##### RECORDS FOR PROCESSING #####

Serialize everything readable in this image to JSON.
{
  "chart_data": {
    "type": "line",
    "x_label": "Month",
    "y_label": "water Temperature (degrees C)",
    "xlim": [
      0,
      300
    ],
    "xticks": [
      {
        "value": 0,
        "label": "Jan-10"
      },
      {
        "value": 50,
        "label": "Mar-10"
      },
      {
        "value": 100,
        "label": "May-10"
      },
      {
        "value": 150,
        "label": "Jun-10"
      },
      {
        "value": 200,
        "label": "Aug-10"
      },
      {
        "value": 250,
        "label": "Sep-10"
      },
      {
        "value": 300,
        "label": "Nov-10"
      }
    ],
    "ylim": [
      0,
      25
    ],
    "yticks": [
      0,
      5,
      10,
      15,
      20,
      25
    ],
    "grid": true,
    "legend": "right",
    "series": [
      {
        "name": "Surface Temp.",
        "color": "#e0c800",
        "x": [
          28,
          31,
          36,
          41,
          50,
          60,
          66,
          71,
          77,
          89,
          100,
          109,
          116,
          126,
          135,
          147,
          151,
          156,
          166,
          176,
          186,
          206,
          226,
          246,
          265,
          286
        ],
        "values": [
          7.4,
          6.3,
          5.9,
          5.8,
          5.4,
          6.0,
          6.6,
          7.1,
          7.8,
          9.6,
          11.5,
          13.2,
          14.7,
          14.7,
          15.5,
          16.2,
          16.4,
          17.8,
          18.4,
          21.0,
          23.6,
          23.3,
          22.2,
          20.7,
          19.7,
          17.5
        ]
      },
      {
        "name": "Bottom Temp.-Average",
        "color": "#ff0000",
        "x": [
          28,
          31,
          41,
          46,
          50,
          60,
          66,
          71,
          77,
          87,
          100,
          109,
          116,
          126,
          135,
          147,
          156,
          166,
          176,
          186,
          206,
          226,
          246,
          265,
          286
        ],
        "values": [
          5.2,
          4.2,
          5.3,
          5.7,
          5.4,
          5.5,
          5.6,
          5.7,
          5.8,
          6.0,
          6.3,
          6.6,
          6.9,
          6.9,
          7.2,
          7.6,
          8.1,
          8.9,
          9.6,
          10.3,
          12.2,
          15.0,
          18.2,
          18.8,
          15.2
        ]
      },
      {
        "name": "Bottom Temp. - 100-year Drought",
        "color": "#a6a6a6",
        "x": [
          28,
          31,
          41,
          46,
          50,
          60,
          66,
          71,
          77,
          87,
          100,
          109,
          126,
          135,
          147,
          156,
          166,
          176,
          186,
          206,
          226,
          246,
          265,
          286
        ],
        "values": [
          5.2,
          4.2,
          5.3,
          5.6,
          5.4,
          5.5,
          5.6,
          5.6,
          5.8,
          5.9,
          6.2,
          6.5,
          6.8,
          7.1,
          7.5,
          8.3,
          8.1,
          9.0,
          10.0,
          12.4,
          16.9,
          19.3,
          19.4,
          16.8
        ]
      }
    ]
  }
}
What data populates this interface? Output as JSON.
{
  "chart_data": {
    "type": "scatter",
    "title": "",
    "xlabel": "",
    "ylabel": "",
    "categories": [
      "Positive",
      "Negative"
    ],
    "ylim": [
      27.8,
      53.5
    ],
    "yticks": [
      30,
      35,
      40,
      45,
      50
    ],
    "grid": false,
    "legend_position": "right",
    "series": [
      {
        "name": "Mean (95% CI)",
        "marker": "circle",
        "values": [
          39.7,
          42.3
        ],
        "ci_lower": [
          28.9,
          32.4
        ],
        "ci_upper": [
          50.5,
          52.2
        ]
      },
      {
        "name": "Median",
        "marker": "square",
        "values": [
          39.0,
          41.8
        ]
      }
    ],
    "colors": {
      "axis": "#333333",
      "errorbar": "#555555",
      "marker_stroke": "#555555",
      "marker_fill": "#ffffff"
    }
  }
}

#####

* THE TASK: Write the data from above out again, exactly.

* IN RESPONSE:
Serialize everything readable in this image to JSON.
{
  "chart_data": {
    "type": "line",
    "x_label": "Month",
    "y_label": "water Temperature (degrees C)",
    "xlim": [
      0,
      300
    ],
    "xticks": [
      {
        "value": 0,
        "label": "Jan-10"
      },
      {
        "value": 50,
        "label": "Mar-10"
      },
      {
        "value": 100,
        "label": "May-10"
      },
      {
        "value": 150,
        "label": "Jun-10"
      },
      {
        "value": 200,
        "label": "Aug-10"
      },
      {
        "value": 250,
        "label": "Sep-10"
      },
      {
        "value": 300,
        "label": "Nov-10"
      }
    ],
    "ylim": [
      0,
      25
    ],
    "yticks": [
      0,
      5,
      10,
      15,
      20,
      25
    ],
    "grid": true,
    "legend": "right",
    "series": [
      {
        "name": "Surface Temp.",
        "color": "#e0c800",
        "x": [
          28,
          31,
          36,
          41,
          50,
          60,
          66,
          71,
          77,
          89,
          100,
          109,
          116,
          126,
          135,
          147,
          151,
          156,
          166,
          176,
          186,
          206,
          226,
          246,
          265,
          286
        ],
        "values": [
          7.4,
          6.3,
          5.9,
          5.8,
          5.4,
          6.0,
          6.6,
          7.1,
          7.8,
          9.6,
          11.5,
          13.2,
          14.7,
          14.7,
          15.5,
          16.2,
          16.4,
          17.8,
          18.4,
          21.0,
          23.6,
          23.3,
          22.2,
          20.7,
          19.7,
          17.5
        ]
      },
      {
        "name": "Bottom Temp.-Average",
        "color": "#ff0000",
        "x": [
          28,
          31,
          41,
          46,
          50,
          60,
          66,
          71,
          77,
          87,
          100,
          109,
          116,
          126,
          135,
          147,
          156,
          166,
          176,
          186,
          206,
          226,
          246,
          265,
          286
        ],
        "values": [
          5.2,
          4.2,
          5.3,
          5.7,
          5.4,
          5.5,
          5.6,
          5.7,
          5.8,
          6.0,
          6.3,
          6.6,
          6.9,
          6.9,
          7.2,
          7.6,
          8.1,
          8.9,
          9.6,
          10.3,
          12.2,
          15.0,
          18.2,
          18.8,
          15.2
        ]
      },
      {
        "name": "Bottom Temp. - 100-year Drought",
        "color": "#a6a6a6",
        "x": [
          28,
          31,
          41,
          46,
          50,
          60,
          66,
          71,
          77,
          87,
          100,
          109,
          126,
          135,
          147,
          156,
          166,
          176,
          186,
          206,
          226,
          246,
          265,
          286
        ],
        "values": [
          5.2,
          4.2,
          5.3,
          5.6,
          5.4,
          5.5,
          5.6,
          5.6,
          5.8,
          5.9,
          6.2,
          6.5,
          6.8,
          7.1,
          7.5,
          8.3,
          8.1,
          9.0,
          10.0,
          12.4,
          16.9,
          19.3,
          19.4,
          16.8
        ]
      }
    ]
  }
}
What data populates this interface? Output as JSON.
{
  "chart_data": {
    "type": "scatter",
    "title": "",
    "xlabel": "",
    "ylabel": "",
    "categories": [
      "Positive",
      "Negative"
    ],
    "ylim": [
      27.8,
      53.5
    ],
    "yticks": [
      30,
      35,
      40,
      45,
      50
    ],
    "grid": false,
    "legend_position": "right",
    "series": [
      {
        "name": "Mean (95% CI)",
        "marker": "circle",
        "values": [
          39.7,
          42.3
        ],
        "ci_lower": [
          28.9,
          32.4
        ],
        "ci_upper": [
          50.5,
          52.2
        ]
      },
      {
        "name": "Median",
        "marker": "square",
        "values": [
          39.0,
          41.8
        ]
      }
    ],
    "colors": {
      "axis": "#333333",
      "errorbar": "#555555",
      "marker_stroke": "#555555",
      "marker_fill": "#ffffff"
    }
  }
}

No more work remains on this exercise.